*Stated task*
The complete listing should be restated exactly.

*Input material*
──────────

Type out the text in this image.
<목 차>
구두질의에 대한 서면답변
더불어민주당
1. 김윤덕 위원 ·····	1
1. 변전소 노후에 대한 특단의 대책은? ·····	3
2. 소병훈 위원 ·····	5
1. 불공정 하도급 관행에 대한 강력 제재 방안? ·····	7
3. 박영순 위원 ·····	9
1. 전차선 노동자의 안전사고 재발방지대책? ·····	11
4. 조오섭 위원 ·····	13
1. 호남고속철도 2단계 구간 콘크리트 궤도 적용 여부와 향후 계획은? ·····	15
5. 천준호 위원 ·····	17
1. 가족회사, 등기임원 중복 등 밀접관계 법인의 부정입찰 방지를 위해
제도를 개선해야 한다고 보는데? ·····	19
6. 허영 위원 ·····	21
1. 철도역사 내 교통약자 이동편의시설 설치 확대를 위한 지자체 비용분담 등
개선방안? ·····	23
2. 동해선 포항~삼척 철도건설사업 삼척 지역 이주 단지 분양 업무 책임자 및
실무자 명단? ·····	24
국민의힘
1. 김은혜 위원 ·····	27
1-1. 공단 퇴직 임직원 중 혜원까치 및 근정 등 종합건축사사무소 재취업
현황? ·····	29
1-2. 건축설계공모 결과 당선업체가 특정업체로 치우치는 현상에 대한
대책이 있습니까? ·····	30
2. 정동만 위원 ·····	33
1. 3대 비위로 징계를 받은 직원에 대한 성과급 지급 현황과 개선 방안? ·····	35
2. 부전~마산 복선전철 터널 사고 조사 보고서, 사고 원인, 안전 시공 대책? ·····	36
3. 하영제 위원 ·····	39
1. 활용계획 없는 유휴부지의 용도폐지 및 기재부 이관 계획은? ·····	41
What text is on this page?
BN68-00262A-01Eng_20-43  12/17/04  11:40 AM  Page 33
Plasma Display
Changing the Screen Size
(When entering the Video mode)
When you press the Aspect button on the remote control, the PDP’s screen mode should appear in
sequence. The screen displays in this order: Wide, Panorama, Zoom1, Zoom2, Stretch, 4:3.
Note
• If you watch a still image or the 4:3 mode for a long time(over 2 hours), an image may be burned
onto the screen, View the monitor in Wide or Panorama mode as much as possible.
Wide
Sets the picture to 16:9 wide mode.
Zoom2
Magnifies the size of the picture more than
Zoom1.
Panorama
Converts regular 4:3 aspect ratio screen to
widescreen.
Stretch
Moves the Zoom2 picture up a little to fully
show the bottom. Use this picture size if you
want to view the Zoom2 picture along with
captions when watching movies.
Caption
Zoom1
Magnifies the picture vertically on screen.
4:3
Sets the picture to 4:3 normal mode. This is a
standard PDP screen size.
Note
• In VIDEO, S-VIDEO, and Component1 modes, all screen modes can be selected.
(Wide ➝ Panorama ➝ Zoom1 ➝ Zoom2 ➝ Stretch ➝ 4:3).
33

──────────

*Solution to this task*
Type out the text in this image.
<목 차>
구두질의에 대한 서면답변
더불어민주당
1. 김윤덕 위원 ·····	1
1. 변전소 노후에 대한 특단의 대책은? ·····	3
2. 소병훈 위원 ·····	5
1. 불공정 하도급 관행에 대한 강력 제재 방안? ·····	7
3. 박영순 위원 ·····	9
1. 전차선 노동자의 안전사고 재발방지대책? ·····	11
4. 조오섭 위원 ·····	13
1. 호남고속철도 2단계 구간 콘크리트 궤도 적용 여부와 향후 계획은? ·····	15
5. 천준호 위원 ·····	17
1. 가족회사, 등기임원 중복 등 밀접관계 법인의 부정입찰 방지를 위해
제도를 개선해야 한다고 보는데? ·····	19
6. 허영 위원 ·····	21
1. 철도역사 내 교통약자 이동편의시설 설치 확대를 위한 지자체 비용분담 등
개선방안? ·····	23
2. 동해선 포항~삼척 철도건설사업 삼척 지역 이주 단지 분양 업무 책임자 및
실무자 명단? ·····	24
국민의힘
1. 김은혜 위원 ·····	27
1-1. 공단 퇴직 임직원 중 혜원까치 및 근정 등 종합건축사사무소 재취업
현황? ·····	29
1-2. 건축설계공모 결과 당선업체가 특정업체로 치우치는 현상에 대한
대책이 있습니까? ·····	30
2. 정동만 위원 ·····	33
1. 3대 비위로 징계를 받은 직원에 대한 성과급 지급 현황과 개선 방안? ·····	35
2. 부전~마산 복선전철 터널 사고 조사 보고서, 사고 원인, 안전 시공 대책? ·····	36
3. 하영제 위원 ·····	39
1. 활용계획 없는 유휴부지의 용도폐지 및 기재부 이관 계획은? ·····	41
What text is on this page?
BN68-00262A-01Eng_20-43  12/17/04  11:40 AM  Page 33
Plasma Display
Changing the Screen Size
(When entering the Video mode)
When you press the Aspect button on the remote control, the PDP’s screen mode should appear in
sequence. The screen displays in this order: Wide, Panorama, Zoom1, Zoom2, Stretch, 4:3.
Note
• If you watch a still image or the 4:3 mode for a long time(over 2 hours), an image may be burned
onto the screen, View the monitor in Wide or Panorama mode as much as possible.
Wide
Sets the picture to 16:9 wide mode.
Zoom2
Magnifies the size of the picture more than
Zoom1.
Panorama
Converts regular 4:3 aspect ratio screen to
widescreen.
Stretch
Moves the Zoom2 picture up a little to fully
show the bottom. Use this picture size if you
want to view the Zoom2 picture along with
captions when watching movies.
Caption
Zoom1
Magnifies the picture vertically on screen.
4:3
Sets the picture to 4:3 normal mode. This is a
standard PDP screen size.
Note
• In VIDEO, S-VIDEO, and Component1 modes, all screen modes can be selected.
(Wide ➝ Panorama ➝ Zoom1 ➝ Zoom2 ➝ Stretch ➝ 4:3).
33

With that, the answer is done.